*REQUIRED TASK*: Find the lines holding the string "cavities" in the data, then copy all of them.

*DATA FOR THE TASK*:
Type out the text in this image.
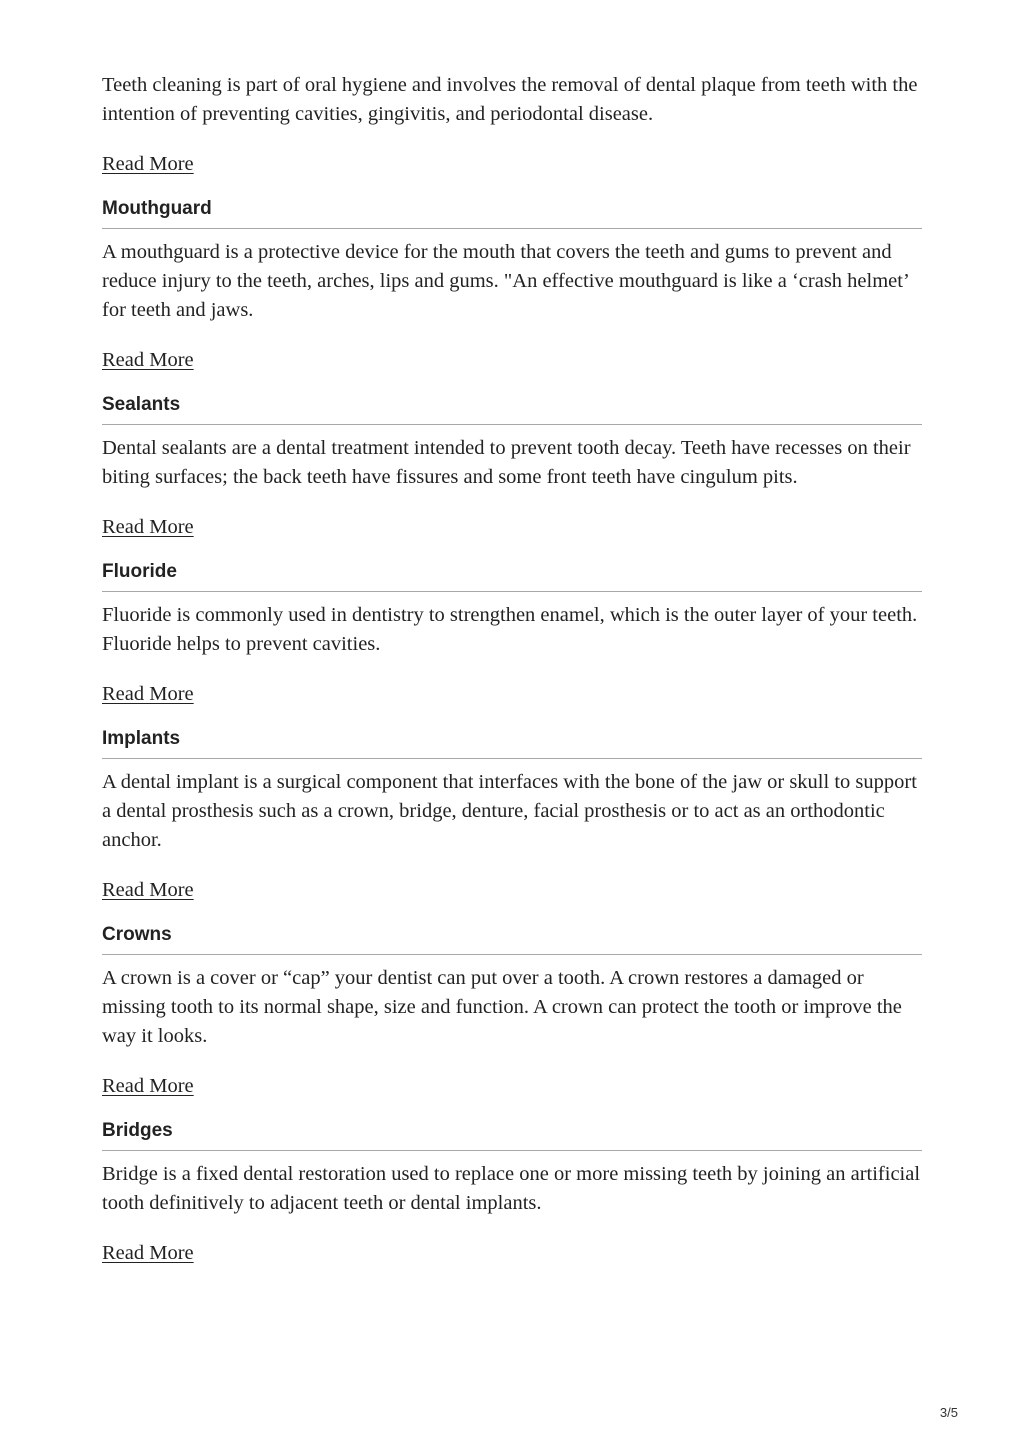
Teeth cleaning is part of oral hygiene and involves the removal of dental plaque from teeth with the intention of preventing cavities, gingivitis, and periodontal disease.

Read More
Mouthguard

A mouthguard is a protective device for the mouth that covers the teeth and gums to prevent and reduce injury to the teeth, arches, lips and gums. "An effective mouthguard is like a ‘crash helmet’ for teeth and jaws.

Read More
Sealants

Dental sealants are a dental treatment intended to prevent tooth decay. Teeth have recesses on their biting surfaces; the back teeth have fissures and some front teeth have cingulum pits.

Read More
Fluoride

Fluoride is commonly used in dentistry to strengthen enamel, which is the outer layer of your teeth. Fluoride helps to prevent cavities.

Read More
Implants

A dental implant is a surgical component that interfaces with the bone of the jaw or skull to support a dental prosthesis such as a crown, bridge, denture, facial prosthesis or to act as an orthodontic anchor.

Read More
Crowns

A crown is a cover or “cap” your dentist can put over a tooth. A crown restores a damaged or missing tooth to its normal shape, size and function. A crown can protect the tooth or improve the way it looks.

Read More
Bridges

Bridge is a fixed dental restoration used to replace one or more missing teeth by joining an artificial tooth definitively to adjacent teeth or dental implants.

Read More
3/5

*TASK RESULT*:
Teeth cleaning is part of oral hygiene and involves the removal of dental plaque from teeth with the intention of preventing cavities, gingivitis, and periodontal disease.
Fluoride is commonly used in dentistry to strengthen enamel, which is the outer layer of your teeth. Fluoride helps to prevent cavities.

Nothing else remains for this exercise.